• **Selected excerpt**
'''

The Thought-Provoking Things
- appreciation for the cells that we are composed of: everyday we wake up because our cells (well, actually and sunlight and blue light) correctly take action and wake us up
- we are circuitry--everything we feel is a choice we make. we can choose which circuits we run, whether those are circuits for happiness, jealousy, anger, fear, etc. fundamentally, our bodies respond to stimuli but we choose how much attention we pay to those stimuli and what meaning we extract from it.
- emotional experiencing. one of the paradoxes of emotion that i often struggle with is given the transitory nature of all emotional feeling, how much should we invest in that emotion? when i get angry at people, i don't stay angry for long; which is why if there's legitimate cause for that anger, i have to capitalize on the window of time i can sustain it for in order to bring things up. i'm tempted to say "well in x amount of time i won't care about this anymore so what's the point" but that's ultimately not constructive. anyway, dr. bolte taylor had a unique perspective on emotional experience because when she suffered her stroke, her left hemisphere lost function and she lived entirely in her right hemisphere, which is the portion of the brain that can only experience the moment--she had no cncept of what happened before and what would happen after, and it was a pleasant experience. so coming out of it, she stressed to us that we should embrace all emotions and feel them deeply and fully, but them let them go. it's not exactly like the buddhist concept (or how i understand the buddhist concept) of not immersing yourself in emotion because you should relinquish control to your feelings as far as it's not destructive, but the key thing is to know its impermanence.

'''

• **Supplied entries**
'''

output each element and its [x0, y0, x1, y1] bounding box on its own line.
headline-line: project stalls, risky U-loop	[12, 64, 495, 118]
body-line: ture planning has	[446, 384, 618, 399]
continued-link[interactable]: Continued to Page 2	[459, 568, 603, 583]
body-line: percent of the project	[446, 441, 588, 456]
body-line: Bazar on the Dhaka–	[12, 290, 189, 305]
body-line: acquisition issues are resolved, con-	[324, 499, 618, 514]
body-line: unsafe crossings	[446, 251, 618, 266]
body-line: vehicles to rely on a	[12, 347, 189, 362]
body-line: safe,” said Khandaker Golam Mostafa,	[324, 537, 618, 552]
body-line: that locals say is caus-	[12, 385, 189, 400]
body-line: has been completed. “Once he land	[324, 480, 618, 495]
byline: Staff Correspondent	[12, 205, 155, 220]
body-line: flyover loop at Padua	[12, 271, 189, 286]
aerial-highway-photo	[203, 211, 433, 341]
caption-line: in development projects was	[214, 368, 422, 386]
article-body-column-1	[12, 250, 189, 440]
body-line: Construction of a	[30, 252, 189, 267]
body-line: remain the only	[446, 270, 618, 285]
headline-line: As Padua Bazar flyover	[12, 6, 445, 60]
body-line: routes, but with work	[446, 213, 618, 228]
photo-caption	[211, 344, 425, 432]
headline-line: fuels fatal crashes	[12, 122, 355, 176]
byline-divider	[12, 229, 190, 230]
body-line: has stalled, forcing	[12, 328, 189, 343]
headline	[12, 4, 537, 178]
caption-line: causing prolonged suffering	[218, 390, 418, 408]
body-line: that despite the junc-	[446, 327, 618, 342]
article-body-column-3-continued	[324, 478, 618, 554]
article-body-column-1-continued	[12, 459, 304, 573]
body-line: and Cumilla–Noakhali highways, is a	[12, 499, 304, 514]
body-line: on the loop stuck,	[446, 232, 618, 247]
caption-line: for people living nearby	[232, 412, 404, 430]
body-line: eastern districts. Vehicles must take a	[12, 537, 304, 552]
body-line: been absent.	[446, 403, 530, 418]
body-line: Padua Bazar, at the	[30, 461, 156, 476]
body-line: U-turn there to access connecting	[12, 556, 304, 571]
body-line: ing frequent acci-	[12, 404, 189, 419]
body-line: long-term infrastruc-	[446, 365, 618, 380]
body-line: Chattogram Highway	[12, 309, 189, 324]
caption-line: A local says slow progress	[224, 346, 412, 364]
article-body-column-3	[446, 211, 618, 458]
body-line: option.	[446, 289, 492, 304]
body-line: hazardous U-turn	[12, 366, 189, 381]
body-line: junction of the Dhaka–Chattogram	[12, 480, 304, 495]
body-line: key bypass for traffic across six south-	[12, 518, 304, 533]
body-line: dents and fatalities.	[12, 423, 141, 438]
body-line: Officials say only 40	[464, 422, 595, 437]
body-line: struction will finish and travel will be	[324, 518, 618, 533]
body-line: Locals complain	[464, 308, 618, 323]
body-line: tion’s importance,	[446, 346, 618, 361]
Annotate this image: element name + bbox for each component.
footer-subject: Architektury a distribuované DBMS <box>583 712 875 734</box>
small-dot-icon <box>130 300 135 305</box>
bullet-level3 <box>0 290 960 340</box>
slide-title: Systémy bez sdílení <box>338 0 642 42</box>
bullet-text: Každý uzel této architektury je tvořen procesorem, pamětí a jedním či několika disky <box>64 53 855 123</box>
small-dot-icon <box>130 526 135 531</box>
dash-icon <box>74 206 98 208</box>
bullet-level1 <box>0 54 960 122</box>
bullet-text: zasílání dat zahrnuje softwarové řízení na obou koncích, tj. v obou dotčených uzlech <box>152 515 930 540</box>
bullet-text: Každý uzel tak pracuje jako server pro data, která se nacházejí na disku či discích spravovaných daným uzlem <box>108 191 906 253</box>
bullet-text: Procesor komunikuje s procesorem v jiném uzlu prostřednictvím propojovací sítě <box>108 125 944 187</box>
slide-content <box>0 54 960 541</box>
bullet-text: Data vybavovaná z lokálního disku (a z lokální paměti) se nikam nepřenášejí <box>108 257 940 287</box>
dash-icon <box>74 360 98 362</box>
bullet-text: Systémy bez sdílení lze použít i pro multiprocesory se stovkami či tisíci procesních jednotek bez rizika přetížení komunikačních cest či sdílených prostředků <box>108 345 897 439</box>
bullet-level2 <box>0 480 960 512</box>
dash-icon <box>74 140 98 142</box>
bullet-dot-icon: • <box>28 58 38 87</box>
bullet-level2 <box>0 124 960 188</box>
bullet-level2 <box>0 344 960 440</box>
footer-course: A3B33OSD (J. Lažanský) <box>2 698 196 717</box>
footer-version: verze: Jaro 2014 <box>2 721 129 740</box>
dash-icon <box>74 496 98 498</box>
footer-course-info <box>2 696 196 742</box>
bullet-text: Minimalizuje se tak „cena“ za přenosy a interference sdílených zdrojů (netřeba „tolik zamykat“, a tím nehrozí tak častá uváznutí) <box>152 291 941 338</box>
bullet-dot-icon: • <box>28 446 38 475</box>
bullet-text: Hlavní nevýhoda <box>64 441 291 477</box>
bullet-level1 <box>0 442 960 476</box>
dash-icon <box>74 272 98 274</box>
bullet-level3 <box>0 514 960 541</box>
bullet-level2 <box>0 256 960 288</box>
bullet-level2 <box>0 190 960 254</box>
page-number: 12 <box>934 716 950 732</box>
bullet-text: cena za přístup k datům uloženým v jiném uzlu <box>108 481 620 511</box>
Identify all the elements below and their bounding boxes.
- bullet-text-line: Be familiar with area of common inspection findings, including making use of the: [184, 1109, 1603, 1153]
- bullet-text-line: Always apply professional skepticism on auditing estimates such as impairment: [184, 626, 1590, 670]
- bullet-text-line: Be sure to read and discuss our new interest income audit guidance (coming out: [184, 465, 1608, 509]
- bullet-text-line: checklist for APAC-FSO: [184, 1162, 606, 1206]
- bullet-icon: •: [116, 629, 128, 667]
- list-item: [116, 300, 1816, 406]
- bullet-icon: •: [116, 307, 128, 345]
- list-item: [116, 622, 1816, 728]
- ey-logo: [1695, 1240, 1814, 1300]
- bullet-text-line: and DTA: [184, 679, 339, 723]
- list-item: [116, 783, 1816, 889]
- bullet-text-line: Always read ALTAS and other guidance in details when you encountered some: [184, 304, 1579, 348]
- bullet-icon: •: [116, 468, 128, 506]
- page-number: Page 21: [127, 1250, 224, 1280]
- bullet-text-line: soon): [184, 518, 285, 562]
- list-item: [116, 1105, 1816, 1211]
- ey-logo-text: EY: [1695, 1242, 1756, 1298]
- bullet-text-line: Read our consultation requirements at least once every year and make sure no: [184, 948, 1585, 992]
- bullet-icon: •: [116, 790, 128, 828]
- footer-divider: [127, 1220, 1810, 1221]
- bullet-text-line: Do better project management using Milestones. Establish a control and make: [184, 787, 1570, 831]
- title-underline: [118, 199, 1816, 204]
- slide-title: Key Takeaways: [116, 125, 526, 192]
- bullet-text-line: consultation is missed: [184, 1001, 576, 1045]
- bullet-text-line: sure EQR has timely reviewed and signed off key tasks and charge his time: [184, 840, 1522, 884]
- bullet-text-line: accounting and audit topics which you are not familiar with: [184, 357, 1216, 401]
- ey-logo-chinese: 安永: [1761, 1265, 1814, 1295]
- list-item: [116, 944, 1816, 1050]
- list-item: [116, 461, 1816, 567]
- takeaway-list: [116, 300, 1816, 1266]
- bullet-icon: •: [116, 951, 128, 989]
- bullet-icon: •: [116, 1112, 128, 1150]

'''

• **Explore the material**
**a)** Rewrite the notes on thought-provoking things starting at "The Thought-Provoking Things" and ending at "extract from it.", swapping "stimuli" for "signals".
**b)** Extend the notes on thought-provoking things beyond their final sentence.

• **Task answers**
**a)**
The Thought-Provoking Things
- appreciation for the cells that we are composed of: everyday we wake up because our cells (well, actually and sunlight and blue light) correctly take action and wake us up
- we are circuitry--everything we feel is a choice we make. we can choose which circuits we run, whether those are circuits for happiness, jealousy, anger, fear, etc. fundamentally, our bodies respond to signals but we choose how much attention we pay to those signals and what meaning we extract from it.

**b)**
so if i were to apply that to my life i would say: when i am angry, if it is justifiable, experience all of that anger and take action based upon it but then after constructively addressing it, move the fuck on.
actually, antonio and i had a nice discussion when we were walking back from the lecture concerning somewhat of the same thing but also involving objectivism. internets, don't hold me to this but objectivism as a personal ethic (and not its mirror political system of libertarianism) is becoming clearer to me and some of its points are not that ludicrous. i've discovered that i hold some of its beliefs with the semantics changed. anyway, objectivism as applied to emotion seems to only say that we should think about the causes of our emotion and if it's petty or ridiculous, try to feel otherwise. i guess that kind of goes against what i just wrote about dr. taylor's perspective. in fact it very definitively does. well, i'll have to think about that more but my instinct is to strike a balance between the two. somehow.
- we are machines. we are made up of vibrating membranes and electrical wiring but emergent properties make us human beings and that is so, so profoundly fundamentally goddamn awesome that i can't get over it. and okay, maybe i'm an odd one out in that i want to spend at least a portion of my day completely aware and appreciative of that thought and thoughts like it but that's who i am.
- when dr. taylor had her stroke, she literally lost her ability to distinguish herself from the rest of the universe. i know, it sounds new age stone chakra i was once a piece of moss-y and she puts it a lot better in her book/lecture/ted talk but what i took away from it was when she said she always felt positively connected to others and since she also couldn't hold onto experiences she'd forget being angry or anything negative, so she existed in a state of warm connectedness. why can't we exist like that without having suffered a massive hemorrhagic stroke? i don't know.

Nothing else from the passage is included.